__What is needed__
Locate the line with "Read this page and output its text content." in the material. Copy that line and each one after it, through the last, exactly and with nothing else.

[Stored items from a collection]
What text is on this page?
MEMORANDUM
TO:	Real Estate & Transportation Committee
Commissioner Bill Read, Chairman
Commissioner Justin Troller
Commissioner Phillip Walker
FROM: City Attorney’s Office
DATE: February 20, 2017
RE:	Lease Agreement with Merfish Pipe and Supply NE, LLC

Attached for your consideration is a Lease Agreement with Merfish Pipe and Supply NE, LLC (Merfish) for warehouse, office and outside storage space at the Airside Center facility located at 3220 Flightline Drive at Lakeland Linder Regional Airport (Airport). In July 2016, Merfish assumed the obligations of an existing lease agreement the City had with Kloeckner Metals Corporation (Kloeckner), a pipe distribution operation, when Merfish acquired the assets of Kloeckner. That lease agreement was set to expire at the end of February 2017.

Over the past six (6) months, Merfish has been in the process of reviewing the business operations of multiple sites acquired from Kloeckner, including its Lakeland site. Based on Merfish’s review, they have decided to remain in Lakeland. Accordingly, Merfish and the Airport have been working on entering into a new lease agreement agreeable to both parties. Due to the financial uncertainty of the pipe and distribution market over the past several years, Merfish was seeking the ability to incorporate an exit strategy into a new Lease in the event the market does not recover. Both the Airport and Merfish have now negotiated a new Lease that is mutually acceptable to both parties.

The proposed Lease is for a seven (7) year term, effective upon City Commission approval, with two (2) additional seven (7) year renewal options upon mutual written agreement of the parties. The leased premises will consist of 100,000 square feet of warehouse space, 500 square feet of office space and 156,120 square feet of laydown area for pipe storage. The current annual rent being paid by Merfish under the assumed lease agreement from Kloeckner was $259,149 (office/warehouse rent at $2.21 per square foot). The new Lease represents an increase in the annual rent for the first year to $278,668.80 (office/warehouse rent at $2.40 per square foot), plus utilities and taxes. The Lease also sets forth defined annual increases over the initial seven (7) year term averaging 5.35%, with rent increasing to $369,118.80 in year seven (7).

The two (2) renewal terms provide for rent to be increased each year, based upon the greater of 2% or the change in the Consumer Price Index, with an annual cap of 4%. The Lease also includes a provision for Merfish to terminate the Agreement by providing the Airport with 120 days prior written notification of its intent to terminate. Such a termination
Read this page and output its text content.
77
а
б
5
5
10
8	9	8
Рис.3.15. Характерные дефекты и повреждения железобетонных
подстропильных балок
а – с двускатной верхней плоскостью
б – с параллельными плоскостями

__Result below__
Read this page and output its text content.
77
а
б
5
5
10
8	9	8
Рис.3.15. Характерные дефекты и повреждения железобетонных
подстропильных балок
а – с двускатной верхней плоскостью
б – с параллельными плоскостями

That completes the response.